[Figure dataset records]
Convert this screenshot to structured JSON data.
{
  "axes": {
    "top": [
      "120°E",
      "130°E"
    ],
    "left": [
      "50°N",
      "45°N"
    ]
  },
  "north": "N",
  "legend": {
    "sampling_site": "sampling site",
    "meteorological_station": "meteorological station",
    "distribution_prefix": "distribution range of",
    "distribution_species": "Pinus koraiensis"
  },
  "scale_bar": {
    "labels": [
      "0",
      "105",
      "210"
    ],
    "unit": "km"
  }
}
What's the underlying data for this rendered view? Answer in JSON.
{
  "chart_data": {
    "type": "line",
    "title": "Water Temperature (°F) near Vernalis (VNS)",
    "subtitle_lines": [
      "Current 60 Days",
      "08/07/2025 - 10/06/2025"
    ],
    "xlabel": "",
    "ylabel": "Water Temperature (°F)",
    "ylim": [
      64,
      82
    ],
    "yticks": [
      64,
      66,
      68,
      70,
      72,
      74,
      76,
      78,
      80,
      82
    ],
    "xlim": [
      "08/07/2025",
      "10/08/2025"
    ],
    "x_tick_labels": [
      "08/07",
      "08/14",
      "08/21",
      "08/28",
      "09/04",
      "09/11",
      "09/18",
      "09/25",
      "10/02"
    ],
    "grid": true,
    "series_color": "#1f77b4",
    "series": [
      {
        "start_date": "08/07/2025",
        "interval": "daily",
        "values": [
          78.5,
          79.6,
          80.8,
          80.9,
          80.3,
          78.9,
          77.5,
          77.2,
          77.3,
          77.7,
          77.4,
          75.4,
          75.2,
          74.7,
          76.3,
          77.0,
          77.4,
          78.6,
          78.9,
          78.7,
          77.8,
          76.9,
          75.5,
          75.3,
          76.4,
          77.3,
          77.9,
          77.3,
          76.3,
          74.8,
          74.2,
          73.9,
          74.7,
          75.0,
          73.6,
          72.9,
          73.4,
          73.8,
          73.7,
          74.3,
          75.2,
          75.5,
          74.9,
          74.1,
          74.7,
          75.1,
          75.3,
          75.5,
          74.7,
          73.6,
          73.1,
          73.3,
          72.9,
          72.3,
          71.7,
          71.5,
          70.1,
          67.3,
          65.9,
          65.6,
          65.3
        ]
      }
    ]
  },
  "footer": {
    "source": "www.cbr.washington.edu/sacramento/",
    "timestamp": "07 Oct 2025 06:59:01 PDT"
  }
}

▶ **Instruction**:
Show each line of the data that contains the string "this".

▶ **Problem solution**:
Convert this screenshot to structured JSON data.
What's the underlying data for this rendered view? Answer in JSON.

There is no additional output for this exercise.